:: WHAT NEEDS TO BE DONE ::
Print every one of the rows below, reproducing each line character for character with nothing changed.

··· SOURCE MATERIAL ···

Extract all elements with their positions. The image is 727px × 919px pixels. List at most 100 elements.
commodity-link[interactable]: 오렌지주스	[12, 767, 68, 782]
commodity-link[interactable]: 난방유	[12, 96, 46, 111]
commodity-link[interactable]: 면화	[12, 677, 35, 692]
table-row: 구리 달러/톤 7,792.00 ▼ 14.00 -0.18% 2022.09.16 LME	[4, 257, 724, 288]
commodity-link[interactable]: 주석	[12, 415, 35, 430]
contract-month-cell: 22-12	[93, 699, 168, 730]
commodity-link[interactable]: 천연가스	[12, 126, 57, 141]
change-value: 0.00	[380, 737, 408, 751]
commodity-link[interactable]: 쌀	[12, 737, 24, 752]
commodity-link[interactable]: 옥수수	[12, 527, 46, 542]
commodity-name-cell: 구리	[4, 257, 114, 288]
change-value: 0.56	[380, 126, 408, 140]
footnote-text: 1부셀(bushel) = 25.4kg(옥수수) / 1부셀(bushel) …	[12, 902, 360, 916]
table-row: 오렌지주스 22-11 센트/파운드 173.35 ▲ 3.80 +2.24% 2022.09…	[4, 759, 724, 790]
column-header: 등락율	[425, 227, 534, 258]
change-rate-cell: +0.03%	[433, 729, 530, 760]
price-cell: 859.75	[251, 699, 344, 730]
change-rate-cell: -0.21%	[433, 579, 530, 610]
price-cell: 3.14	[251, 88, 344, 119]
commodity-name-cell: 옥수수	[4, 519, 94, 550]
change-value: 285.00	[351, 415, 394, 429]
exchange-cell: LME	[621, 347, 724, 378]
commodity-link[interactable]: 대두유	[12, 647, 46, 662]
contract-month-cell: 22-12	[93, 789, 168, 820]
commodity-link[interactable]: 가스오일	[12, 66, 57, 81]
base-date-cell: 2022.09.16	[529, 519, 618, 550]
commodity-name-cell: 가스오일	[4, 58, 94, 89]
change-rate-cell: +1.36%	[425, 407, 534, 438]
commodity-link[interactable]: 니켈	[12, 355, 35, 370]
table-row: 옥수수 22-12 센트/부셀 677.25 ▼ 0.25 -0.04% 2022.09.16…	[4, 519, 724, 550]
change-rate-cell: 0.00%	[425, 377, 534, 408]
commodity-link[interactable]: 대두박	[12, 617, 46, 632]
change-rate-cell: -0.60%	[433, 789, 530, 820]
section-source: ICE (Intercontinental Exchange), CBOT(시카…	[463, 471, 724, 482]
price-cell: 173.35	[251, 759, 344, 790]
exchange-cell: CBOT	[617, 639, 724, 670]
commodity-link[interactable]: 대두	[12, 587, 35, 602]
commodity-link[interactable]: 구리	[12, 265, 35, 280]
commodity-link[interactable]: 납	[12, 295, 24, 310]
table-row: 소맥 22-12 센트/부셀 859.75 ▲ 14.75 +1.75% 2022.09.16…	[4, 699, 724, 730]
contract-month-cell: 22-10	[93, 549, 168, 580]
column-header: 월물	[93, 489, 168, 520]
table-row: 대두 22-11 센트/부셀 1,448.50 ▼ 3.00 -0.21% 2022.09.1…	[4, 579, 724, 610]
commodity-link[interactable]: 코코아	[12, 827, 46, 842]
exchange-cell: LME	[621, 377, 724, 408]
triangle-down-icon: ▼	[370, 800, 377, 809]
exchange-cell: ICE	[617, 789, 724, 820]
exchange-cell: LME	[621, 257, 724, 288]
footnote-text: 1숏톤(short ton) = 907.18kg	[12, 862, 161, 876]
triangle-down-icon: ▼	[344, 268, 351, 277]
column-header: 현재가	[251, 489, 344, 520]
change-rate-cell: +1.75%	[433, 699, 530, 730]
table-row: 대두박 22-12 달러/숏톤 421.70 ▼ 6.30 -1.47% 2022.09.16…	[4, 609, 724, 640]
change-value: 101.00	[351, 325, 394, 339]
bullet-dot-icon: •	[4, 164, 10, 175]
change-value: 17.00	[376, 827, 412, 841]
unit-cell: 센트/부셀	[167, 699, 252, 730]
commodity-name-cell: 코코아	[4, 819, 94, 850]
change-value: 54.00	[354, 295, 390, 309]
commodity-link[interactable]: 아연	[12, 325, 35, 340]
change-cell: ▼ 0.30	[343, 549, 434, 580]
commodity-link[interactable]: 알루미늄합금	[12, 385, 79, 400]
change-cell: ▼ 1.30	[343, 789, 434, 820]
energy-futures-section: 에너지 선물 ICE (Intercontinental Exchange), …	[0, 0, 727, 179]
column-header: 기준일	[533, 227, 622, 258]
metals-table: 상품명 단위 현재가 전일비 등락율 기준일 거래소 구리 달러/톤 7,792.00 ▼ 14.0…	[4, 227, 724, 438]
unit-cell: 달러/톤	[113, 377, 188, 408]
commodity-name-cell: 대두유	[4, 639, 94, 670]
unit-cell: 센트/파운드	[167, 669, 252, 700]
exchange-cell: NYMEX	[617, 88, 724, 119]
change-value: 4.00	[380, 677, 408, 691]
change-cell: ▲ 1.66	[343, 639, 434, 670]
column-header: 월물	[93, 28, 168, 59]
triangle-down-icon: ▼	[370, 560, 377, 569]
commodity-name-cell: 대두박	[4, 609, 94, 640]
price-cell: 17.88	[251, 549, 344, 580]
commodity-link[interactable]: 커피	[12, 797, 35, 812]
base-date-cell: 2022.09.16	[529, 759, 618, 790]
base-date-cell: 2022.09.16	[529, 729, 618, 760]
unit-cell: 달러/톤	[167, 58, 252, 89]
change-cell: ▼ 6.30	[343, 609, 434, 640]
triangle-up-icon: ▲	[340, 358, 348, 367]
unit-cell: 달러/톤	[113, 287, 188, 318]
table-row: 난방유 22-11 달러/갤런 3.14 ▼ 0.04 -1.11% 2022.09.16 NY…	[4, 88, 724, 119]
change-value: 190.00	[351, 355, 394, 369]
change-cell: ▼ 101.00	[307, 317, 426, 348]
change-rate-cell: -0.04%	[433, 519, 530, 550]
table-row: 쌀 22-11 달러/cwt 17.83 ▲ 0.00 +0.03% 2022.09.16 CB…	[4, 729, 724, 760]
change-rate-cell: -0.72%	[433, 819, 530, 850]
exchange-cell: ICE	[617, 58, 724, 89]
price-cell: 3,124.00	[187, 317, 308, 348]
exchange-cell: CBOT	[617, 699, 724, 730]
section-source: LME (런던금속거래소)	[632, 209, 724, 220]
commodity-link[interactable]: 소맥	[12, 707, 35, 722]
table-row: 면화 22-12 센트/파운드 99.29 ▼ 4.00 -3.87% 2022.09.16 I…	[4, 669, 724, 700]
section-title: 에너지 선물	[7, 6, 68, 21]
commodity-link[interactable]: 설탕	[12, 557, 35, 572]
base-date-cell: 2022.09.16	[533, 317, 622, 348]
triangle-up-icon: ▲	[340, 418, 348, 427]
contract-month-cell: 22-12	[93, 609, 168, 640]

···

:: FINISHED EXERCISE ::
Extract all elements with their positions. The image is 727px × 919px pixels. List at most 100 elements.
commodity-link[interactable]: 오렌지주스	[12, 767, 68, 782]
commodity-link[interactable]: 난방유	[12, 96, 46, 111]
commodity-link[interactable]: 면화	[12, 677, 35, 692]
table-row: 구리 달러/톤 7,792.00 ▼ 14.00 -0.18% 2022.09.16 LME	[4, 257, 724, 288]
commodity-link[interactable]: 주석	[12, 415, 35, 430]
contract-month-cell: 22-12	[93, 699, 168, 730]
commodity-link[interactable]: 천연가스	[12, 126, 57, 141]
change-value: 0.00	[380, 737, 408, 751]
commodity-link[interactable]: 쌀	[12, 737, 24, 752]
commodity-link[interactable]: 옥수수	[12, 527, 46, 542]
commodity-name-cell: 구리	[4, 257, 114, 288]
change-value: 0.56	[380, 126, 408, 140]
footnote-text: 1부셀(bushel) = 25.4kg(옥수수) / 1부셀(bushel) …	[12, 902, 360, 916]
table-row: 오렌지주스 22-11 센트/파운드 173.35 ▲ 3.80 +2.24% 2022.09…	[4, 759, 724, 790]
column-header: 등락율	[425, 227, 534, 258]
change-rate-cell: +0.03%	[433, 729, 530, 760]
price-cell: 859.75	[251, 699, 344, 730]
change-rate-cell: -0.21%	[433, 579, 530, 610]
price-cell: 3.14	[251, 88, 344, 119]
commodity-name-cell: 옥수수	[4, 519, 94, 550]
change-value: 285.00	[351, 415, 394, 429]
exchange-cell: LME	[621, 347, 724, 378]
commodity-link[interactable]: 대두유	[12, 647, 46, 662]
contract-month-cell: 22-12	[93, 789, 168, 820]
commodity-link[interactable]: 가스오일	[12, 66, 57, 81]
base-date-cell: 2022.09.16	[529, 519, 618, 550]
commodity-name-cell: 가스오일	[4, 58, 94, 89]
change-rate-cell: +1.36%	[425, 407, 534, 438]
commodity-link[interactable]: 니켈	[12, 355, 35, 370]
table-row: 옥수수 22-12 센트/부셀 677.25 ▼ 0.25 -0.04% 2022.09.16…	[4, 519, 724, 550]
change-rate-cell: 0.00%	[425, 377, 534, 408]
commodity-link[interactable]: 대두박	[12, 617, 46, 632]
change-rate-cell: -0.60%	[433, 789, 530, 820]
section-source: ICE (Intercontinental Exchange), CBOT(시카…	[463, 471, 724, 482]
price-cell: 173.35	[251, 759, 344, 790]
exchange-cell: CBOT	[617, 639, 724, 670]
commodity-link[interactable]: 대두	[12, 587, 35, 602]
commodity-link[interactable]: 구리	[12, 265, 35, 280]
commodity-link[interactable]: 납	[12, 295, 24, 310]
table-row: 소맥 22-12 센트/부셀 859.75 ▲ 14.75 +1.75% 2022.09.16…	[4, 699, 724, 730]
contract-month-cell: 22-10	[93, 549, 168, 580]
column-header: 월물	[93, 489, 168, 520]
table-row: 대두 22-11 센트/부셀 1,448.50 ▼ 3.00 -0.21% 2022.09.1…	[4, 579, 724, 610]
commodity-link[interactable]: 코코아	[12, 827, 46, 842]
exchange-cell: LME	[621, 377, 724, 408]
triangle-down-icon: ▼	[370, 800, 377, 809]
exchange-cell: ICE	[617, 789, 724, 820]
exchange-cell: LME	[621, 257, 724, 288]
footnote-text: 1숏톤(short ton) = 907.18kg	[12, 862, 161, 876]
triangle-down-icon: ▼	[344, 268, 351, 277]
column-header: 현재가	[251, 489, 344, 520]
change-rate-cell: +1.75%	[433, 699, 530, 730]
table-row: 대두박 22-12 달러/숏톤 421.70 ▼ 6.30 -1.47% 2022.09.16…	[4, 609, 724, 640]
change-value: 101.00	[351, 325, 394, 339]
bullet-dot-icon: •	[4, 164, 10, 175]
change-value: 17.00	[376, 827, 412, 841]
unit-cell: 센트/부셀	[167, 699, 252, 730]
commodity-name-cell: 코코아	[4, 819, 94, 850]
change-value: 54.00	[354, 295, 390, 309]
commodity-link[interactable]: 아연	[12, 325, 35, 340]
change-cell: ▼ 0.30	[343, 549, 434, 580]
commodity-link[interactable]: 알루미늄합금	[12, 385, 79, 400]
change-cell: ▼ 1.30	[343, 789, 434, 820]
energy-futures-section: 에너지 선물 ICE (Intercontinental Exchange), …	[0, 0, 727, 179]
column-header: 기준일	[533, 227, 622, 258]
metals-table: 상품명 단위 현재가 전일비 등락율 기준일 거래소 구리 달러/톤 7,792.00 ▼ 14.0…	[4, 227, 724, 438]
unit-cell: 달러/톤	[113, 377, 188, 408]
commodity-name-cell: 대두유	[4, 639, 94, 670]
unit-cell: 센트/파운드	[167, 669, 252, 700]
exchange-cell: NYMEX	[617, 88, 724, 119]
change-value: 4.00	[380, 677, 408, 691]
change-cell: ▲ 1.66	[343, 639, 434, 670]
column-header: 월물	[93, 28, 168, 59]
triangle-down-icon: ▼	[370, 560, 377, 569]
commodity-name-cell: 대두박	[4, 609, 94, 640]
price-cell: 17.88	[251, 549, 344, 580]
commodity-link[interactable]: 커피	[12, 797, 35, 812]
base-date-cell: 2022.09.16	[529, 759, 618, 790]
base-date-cell: 2022.09.16	[529, 729, 618, 760]
unit-cell: 달러/톤	[167, 58, 252, 89]
change-cell: ▼ 6.30	[343, 609, 434, 640]
triangle-up-icon: ▲	[340, 358, 348, 367]
unit-cell: 달러/톤	[113, 287, 188, 318]
table-row: 난방유 22-11 달러/갤런 3.14 ▼ 0.04 -1.11% 2022.09.16 NY…	[4, 88, 724, 119]
change-value: 190.00	[351, 355, 394, 369]
change-cell: ▼ 101.00	[307, 317, 426, 348]
change-rate-cell: -0.04%	[433, 519, 530, 550]
table-row: 쌀 22-11 달러/cwt 17.83 ▲ 0.00 +0.03% 2022.09.16 CB…	[4, 729, 724, 760]
change-rate-cell: -0.72%	[433, 819, 530, 850]
exchange-cell: ICE	[617, 58, 724, 89]
price-cell: 3,124.00	[187, 317, 308, 348]
exchange-cell: CBOT	[617, 699, 724, 730]
section-source: LME (런던금속거래소)	[632, 209, 724, 220]
commodity-link[interactable]: 소맥	[12, 707, 35, 722]
table-row: 면화 22-12 센트/파운드 99.29 ▼ 4.00 -3.87% 2022.09.16 I…	[4, 669, 724, 700]
section-title: 에너지 선물	[7, 6, 68, 21]
commodity-link[interactable]: 설탕	[12, 557, 35, 572]
base-date-cell: 2022.09.16	[533, 317, 622, 348]
triangle-up-icon: ▲	[340, 418, 348, 427]
contract-month-cell: 22-12	[93, 609, 168, 640]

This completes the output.